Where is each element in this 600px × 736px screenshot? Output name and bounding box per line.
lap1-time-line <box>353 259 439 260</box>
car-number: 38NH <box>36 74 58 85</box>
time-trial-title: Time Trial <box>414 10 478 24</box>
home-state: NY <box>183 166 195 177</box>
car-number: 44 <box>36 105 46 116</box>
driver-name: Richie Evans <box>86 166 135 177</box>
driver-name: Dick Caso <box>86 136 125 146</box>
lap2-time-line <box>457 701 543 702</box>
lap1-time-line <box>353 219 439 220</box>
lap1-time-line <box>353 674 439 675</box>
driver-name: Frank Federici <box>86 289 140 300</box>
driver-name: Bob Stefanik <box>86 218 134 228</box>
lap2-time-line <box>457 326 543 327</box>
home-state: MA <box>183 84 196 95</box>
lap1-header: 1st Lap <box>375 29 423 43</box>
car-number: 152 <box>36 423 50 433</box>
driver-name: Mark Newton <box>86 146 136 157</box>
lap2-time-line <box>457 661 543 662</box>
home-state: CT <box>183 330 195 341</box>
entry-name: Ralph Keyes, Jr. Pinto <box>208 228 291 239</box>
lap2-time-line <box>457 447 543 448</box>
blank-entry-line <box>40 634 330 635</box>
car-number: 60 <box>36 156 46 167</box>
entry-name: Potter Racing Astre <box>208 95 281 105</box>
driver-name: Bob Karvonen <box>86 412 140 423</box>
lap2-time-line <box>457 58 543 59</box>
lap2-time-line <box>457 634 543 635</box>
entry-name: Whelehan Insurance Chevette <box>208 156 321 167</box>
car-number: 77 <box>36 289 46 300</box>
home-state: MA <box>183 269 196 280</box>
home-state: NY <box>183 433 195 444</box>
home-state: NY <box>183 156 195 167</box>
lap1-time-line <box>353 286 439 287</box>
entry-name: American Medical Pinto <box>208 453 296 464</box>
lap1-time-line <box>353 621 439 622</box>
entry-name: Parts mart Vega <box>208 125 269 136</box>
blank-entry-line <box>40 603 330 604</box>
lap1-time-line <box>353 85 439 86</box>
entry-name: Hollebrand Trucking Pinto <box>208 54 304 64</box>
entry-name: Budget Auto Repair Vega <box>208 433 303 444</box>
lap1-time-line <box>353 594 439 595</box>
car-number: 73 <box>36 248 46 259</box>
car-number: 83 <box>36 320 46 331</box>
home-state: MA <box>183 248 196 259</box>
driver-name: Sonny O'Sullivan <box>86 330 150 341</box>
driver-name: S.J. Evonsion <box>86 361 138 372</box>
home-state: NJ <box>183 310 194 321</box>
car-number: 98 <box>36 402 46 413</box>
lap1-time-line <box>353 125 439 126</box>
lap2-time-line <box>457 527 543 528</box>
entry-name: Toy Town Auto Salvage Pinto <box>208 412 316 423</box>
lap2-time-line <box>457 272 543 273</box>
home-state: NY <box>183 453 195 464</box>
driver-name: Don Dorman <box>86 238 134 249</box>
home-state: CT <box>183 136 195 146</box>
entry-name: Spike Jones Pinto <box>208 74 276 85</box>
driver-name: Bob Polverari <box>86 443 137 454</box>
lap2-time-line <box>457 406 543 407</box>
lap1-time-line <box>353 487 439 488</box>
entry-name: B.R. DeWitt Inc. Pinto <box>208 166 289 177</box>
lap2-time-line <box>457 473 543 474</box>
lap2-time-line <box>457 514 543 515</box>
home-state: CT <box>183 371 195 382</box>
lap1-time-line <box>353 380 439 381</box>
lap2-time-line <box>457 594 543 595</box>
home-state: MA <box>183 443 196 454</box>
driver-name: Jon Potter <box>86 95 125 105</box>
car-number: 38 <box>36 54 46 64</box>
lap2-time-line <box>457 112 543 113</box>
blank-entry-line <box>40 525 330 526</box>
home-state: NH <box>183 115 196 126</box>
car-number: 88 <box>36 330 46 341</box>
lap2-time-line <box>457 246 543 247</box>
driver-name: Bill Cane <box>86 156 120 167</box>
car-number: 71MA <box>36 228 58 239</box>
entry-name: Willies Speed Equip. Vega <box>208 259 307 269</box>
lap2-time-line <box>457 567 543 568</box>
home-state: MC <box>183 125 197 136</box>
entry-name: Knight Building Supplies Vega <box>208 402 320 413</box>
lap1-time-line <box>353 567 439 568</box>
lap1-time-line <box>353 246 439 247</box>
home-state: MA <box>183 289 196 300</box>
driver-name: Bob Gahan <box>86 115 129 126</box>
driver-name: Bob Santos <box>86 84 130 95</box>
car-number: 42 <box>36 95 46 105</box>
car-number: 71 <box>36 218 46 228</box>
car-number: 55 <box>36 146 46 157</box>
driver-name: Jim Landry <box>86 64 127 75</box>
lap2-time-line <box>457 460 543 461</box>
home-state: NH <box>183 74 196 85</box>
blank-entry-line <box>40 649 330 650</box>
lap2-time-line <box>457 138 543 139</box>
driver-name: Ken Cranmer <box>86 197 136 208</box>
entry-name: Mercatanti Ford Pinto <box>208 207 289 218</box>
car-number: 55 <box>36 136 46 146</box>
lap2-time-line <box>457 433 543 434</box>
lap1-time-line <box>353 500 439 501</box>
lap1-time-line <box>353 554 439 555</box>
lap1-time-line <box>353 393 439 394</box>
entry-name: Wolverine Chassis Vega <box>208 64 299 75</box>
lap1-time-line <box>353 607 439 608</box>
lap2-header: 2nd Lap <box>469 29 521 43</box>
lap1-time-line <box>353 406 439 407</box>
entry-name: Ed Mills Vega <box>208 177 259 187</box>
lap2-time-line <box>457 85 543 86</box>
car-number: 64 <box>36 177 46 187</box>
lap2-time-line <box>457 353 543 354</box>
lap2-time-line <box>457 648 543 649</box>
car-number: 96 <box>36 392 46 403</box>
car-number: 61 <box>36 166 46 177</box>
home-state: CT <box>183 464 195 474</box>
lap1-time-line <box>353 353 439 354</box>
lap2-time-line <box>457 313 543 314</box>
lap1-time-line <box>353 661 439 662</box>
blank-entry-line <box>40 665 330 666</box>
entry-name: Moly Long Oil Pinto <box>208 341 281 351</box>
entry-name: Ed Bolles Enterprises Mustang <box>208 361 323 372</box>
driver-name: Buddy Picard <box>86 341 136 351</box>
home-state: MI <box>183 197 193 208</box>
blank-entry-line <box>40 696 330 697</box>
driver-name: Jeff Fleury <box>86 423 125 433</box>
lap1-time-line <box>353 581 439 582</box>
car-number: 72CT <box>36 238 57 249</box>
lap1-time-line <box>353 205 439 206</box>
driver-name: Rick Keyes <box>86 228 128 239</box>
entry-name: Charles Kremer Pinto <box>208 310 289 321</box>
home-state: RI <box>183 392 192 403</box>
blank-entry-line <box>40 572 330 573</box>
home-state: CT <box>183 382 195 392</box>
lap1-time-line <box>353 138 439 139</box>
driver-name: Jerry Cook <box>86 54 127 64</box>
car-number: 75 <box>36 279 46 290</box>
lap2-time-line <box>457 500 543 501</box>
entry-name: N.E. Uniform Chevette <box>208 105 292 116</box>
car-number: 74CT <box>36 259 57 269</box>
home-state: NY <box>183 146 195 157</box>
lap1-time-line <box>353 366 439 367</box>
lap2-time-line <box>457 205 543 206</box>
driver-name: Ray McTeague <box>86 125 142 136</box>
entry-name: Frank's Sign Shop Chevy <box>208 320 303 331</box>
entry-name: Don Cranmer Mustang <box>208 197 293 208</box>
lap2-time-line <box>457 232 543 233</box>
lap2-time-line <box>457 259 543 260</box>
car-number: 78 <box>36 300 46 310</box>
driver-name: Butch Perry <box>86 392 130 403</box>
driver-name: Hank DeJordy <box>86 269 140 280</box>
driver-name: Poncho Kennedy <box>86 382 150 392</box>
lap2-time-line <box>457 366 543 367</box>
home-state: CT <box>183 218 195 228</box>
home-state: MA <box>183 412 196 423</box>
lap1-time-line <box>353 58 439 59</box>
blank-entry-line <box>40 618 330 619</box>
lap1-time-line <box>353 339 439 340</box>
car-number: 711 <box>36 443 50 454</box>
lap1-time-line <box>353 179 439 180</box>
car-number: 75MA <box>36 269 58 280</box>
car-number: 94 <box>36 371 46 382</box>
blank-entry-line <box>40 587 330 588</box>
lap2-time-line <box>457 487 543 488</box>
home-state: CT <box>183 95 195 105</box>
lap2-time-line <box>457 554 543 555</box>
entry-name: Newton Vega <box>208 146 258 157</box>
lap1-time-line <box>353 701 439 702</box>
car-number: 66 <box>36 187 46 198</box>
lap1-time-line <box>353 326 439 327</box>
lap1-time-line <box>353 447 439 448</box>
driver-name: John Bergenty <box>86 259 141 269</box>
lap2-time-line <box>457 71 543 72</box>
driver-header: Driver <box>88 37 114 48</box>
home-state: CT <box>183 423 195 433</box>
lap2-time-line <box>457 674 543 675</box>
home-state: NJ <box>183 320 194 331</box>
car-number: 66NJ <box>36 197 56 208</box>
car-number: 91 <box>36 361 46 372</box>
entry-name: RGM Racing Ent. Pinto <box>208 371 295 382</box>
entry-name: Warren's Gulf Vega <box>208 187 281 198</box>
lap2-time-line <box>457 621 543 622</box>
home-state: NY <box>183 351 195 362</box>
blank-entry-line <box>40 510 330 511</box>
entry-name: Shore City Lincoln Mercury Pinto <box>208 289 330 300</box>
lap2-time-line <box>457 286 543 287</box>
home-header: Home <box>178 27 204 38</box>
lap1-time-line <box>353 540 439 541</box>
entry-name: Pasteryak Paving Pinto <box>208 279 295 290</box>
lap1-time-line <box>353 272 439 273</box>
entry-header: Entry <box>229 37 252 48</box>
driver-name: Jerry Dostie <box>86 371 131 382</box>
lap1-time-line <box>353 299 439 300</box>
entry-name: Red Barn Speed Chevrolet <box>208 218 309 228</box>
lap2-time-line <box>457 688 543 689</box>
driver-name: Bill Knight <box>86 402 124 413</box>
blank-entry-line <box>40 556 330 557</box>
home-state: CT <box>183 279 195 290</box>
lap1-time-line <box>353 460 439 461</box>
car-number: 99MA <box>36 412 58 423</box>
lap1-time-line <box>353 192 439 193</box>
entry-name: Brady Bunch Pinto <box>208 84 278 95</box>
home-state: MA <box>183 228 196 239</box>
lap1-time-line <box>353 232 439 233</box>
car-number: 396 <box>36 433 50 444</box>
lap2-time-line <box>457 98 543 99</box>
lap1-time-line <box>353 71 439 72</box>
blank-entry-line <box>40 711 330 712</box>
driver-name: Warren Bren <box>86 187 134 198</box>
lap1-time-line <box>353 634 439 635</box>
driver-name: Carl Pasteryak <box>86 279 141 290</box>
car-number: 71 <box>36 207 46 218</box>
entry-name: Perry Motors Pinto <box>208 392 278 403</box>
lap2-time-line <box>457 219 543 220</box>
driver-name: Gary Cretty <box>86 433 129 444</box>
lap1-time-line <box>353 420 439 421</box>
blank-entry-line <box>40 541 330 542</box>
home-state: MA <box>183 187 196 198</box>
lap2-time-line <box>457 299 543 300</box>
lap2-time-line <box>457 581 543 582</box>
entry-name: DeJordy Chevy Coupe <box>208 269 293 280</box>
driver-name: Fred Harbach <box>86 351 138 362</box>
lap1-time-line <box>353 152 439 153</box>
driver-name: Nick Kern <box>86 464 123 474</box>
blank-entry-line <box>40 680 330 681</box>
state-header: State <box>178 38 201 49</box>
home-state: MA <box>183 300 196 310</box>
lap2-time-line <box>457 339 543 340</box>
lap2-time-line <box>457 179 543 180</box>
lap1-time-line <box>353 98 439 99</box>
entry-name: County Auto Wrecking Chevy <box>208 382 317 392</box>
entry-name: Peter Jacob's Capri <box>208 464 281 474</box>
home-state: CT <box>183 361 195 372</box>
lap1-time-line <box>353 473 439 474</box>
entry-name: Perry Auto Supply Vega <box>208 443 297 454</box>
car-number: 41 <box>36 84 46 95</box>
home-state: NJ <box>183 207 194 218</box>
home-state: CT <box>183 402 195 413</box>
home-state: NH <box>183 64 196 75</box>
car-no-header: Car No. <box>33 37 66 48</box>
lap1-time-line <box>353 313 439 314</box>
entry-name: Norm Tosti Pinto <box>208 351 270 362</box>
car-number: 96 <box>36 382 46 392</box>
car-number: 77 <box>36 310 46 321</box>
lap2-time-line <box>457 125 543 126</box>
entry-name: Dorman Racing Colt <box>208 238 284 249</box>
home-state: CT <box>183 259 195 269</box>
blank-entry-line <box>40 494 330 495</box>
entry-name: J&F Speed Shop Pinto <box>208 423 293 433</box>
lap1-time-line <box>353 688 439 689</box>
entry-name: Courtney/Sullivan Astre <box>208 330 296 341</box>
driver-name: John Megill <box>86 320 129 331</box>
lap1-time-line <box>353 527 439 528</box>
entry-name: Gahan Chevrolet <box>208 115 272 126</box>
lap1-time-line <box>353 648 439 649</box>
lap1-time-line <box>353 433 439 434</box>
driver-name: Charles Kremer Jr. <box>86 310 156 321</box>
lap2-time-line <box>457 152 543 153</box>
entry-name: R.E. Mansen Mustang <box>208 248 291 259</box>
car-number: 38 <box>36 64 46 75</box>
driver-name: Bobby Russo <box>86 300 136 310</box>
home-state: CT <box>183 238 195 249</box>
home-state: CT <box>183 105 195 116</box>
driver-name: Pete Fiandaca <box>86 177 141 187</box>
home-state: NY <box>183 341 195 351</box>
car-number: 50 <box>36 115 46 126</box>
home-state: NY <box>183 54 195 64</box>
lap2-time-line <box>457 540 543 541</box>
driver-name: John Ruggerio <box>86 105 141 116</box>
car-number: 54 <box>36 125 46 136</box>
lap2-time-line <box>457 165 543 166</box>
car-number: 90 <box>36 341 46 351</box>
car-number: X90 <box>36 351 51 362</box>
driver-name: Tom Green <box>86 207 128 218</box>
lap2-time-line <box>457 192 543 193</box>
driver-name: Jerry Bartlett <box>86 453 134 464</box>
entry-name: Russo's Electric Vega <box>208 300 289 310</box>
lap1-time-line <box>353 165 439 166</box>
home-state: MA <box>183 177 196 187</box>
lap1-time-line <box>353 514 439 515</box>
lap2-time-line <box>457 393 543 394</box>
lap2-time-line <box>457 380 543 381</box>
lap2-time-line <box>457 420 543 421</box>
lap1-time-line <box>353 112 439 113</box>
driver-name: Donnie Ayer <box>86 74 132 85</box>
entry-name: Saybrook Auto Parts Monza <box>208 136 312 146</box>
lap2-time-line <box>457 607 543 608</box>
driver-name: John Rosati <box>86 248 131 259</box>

=== Required work ===
Copy the lines above word for word, starting with the first line and ending with the line that contains "lap1-time-line <box>353 674 439 675</box>", including that line.

=== Output for this exercise ===
Where is each element in this 600px × 736px screenshot? Output name and bounding box per line.
lap1-time-line <box>353 259 439 260</box>
car-number: 38NH <box>36 74 58 85</box>
time-trial-title: Time Trial <box>414 10 478 24</box>
home-state: NY <box>183 166 195 177</box>
car-number: 44 <box>36 105 46 116</box>
driver-name: Richie Evans <box>86 166 135 177</box>
driver-name: Dick Caso <box>86 136 125 146</box>
lap2-time-line <box>457 701 543 702</box>
lap1-time-line <box>353 219 439 220</box>
lap1-time-line <box>353 674 439 675</box>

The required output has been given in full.